REQUIREMENT.
Search the listing below for the string "sobreviven" and show each line that contains it.

## begin RECORD EXTRACTS

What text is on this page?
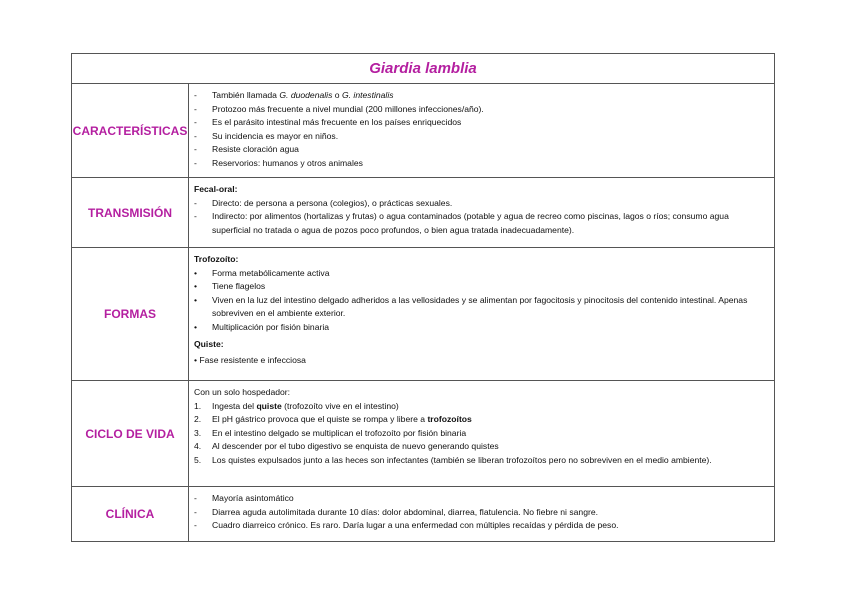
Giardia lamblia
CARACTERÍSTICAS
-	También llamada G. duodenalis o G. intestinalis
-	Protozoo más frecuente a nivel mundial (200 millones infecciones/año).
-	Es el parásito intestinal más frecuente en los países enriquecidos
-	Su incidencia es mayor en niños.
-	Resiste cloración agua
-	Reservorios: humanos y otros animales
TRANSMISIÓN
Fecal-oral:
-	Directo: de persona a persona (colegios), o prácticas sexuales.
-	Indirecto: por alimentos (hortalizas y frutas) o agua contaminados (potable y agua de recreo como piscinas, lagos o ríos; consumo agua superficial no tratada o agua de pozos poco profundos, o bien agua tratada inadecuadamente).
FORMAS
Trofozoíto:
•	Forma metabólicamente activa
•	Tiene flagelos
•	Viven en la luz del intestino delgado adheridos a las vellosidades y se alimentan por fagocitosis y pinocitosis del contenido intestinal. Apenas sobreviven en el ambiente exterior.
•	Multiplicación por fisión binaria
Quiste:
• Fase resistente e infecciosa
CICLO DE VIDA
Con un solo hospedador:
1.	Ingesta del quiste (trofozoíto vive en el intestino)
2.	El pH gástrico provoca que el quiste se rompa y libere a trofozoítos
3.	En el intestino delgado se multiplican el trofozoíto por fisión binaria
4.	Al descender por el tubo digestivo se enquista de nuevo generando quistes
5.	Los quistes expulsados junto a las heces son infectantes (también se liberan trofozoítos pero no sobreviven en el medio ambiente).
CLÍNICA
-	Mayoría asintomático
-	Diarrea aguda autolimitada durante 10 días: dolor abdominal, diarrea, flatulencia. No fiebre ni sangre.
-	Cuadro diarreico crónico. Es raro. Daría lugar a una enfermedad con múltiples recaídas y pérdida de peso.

## end RECORD EXTRACTS

SOLVED PROBLEM.
•	Viven en la luz del intestino delgado adheridos a las vellosidades y se alimentan por fagocitosis y pinocitosis del contenido intestinal. Apenas sobreviven en el ambiente exterior.
5.	Los quistes expulsados junto a las heces son infectantes (también se liberan trofozoítos pero no sobreviven en el medio ambiente).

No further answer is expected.